**Your objective:**
Would you return the complete listing below word for word?

**Records:**
◇ ◇ ◇ ◇ ◇
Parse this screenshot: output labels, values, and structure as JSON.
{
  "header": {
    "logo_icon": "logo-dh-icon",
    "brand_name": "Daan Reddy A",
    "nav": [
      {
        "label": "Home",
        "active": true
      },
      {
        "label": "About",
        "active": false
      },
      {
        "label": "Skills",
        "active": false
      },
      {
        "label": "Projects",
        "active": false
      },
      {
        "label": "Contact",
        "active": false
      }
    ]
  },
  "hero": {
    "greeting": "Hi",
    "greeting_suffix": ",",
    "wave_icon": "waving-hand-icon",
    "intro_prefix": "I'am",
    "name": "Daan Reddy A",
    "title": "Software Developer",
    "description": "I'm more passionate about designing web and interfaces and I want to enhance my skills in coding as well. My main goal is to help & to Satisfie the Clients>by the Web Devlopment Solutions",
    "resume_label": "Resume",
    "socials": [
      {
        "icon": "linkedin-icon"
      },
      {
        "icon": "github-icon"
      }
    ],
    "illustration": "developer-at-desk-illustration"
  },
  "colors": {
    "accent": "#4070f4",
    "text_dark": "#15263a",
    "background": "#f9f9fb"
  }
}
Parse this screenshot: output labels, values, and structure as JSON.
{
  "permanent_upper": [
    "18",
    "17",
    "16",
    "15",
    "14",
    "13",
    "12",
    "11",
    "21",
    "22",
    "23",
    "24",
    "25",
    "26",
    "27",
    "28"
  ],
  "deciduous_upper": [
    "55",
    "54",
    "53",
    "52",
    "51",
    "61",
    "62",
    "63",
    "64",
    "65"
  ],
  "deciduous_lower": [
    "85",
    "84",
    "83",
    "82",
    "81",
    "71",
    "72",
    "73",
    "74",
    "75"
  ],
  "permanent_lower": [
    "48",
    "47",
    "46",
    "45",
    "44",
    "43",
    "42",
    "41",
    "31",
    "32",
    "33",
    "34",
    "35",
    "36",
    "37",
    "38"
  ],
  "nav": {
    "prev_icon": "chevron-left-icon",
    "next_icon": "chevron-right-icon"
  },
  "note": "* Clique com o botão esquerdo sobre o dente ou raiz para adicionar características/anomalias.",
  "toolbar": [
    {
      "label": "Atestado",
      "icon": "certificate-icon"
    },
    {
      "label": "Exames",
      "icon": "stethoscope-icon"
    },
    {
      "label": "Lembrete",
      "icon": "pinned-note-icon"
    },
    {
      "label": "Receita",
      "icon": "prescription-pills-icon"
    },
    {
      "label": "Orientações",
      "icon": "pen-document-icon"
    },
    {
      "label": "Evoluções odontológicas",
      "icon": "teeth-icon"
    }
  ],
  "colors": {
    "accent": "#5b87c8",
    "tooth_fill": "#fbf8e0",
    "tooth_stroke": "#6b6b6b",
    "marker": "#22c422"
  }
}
◇ ◇ ◇ ◇ ◇
**The response:**
Parse this screenshot: output labels, values, and structure as JSON.
{
  "header": {
    "logo_icon": "logo-dh-icon",
    "brand_name": "Daan Reddy A",
    "nav": [
      {
        "label": "Home",
        "active": true
      },
      {
        "label": "About",
        "active": false
      },
      {
        "label": "Skills",
        "active": false
      },
      {
        "label": "Projects",
        "active": false
      },
      {
        "label": "Contact",
        "active": false
      }
    ]
  },
  "hero": {
    "greeting": "Hi",
    "greeting_suffix": ",",
    "wave_icon": "waving-hand-icon",
    "intro_prefix": "I'am",
    "name": "Daan Reddy A",
    "title": "Software Developer",
    "description": "I'm more passionate about designing web and interfaces and I want to enhance my skills in coding as well. My main goal is to help & to Satisfie the Clients>by the Web Devlopment Solutions",
    "resume_label": "Resume",
    "socials": [
      {
        "icon": "linkedin-icon"
      },
      {
        "icon": "github-icon"
      }
    ],
    "illustration": "developer-at-desk-illustration"
  },
  "colors": {
    "accent": "#4070f4",
    "text_dark": "#15263a",
    "background": "#f9f9fb"
  }
}
Parse this screenshot: output labels, values, and structure as JSON.
{
  "permanent_upper": [
    "18",
    "17",
    "16",
    "15",
    "14",
    "13",
    "12",
    "11",
    "21",
    "22",
    "23",
    "24",
    "25",
    "26",
    "27",
    "28"
  ],
  "deciduous_upper": [
    "55",
    "54",
    "53",
    "52",
    "51",
    "61",
    "62",
    "63",
    "64",
    "65"
  ],
  "deciduous_lower": [
    "85",
    "84",
    "83",
    "82",
    "81",
    "71",
    "72",
    "73",
    "74",
    "75"
  ],
  "permanent_lower": [
    "48",
    "47",
    "46",
    "45",
    "44",
    "43",
    "42",
    "41",
    "31",
    "32",
    "33",
    "34",
    "35",
    "36",
    "37",
    "38"
  ],
  "nav": {
    "prev_icon": "chevron-left-icon",
    "next_icon": "chevron-right-icon"
  },
  "note": "* Clique com o botão esquerdo sobre o dente ou raiz para adicionar características/anomalias.",
  "toolbar": [
    {
      "label": "Atestado",
      "icon": "certificate-icon"
    },
    {
      "label": "Exames",
      "icon": "stethoscope-icon"
    },
    {
      "label": "Lembrete",
      "icon": "pinned-note-icon"
    },
    {
      "label": "Receita",
      "icon": "prescription-pills-icon"
    },
    {
      "label": "Orientações",
      "icon": "pen-document-icon"
    },
    {
      "label": "Evoluções odontológicas",
      "icon": "teeth-icon"
    }
  ],
  "colors": {
    "accent": "#5b87c8",
    "tooth_fill": "#fbf8e0",
    "tooth_stroke": "#6b6b6b",
    "marker": "#22c422"
  }
}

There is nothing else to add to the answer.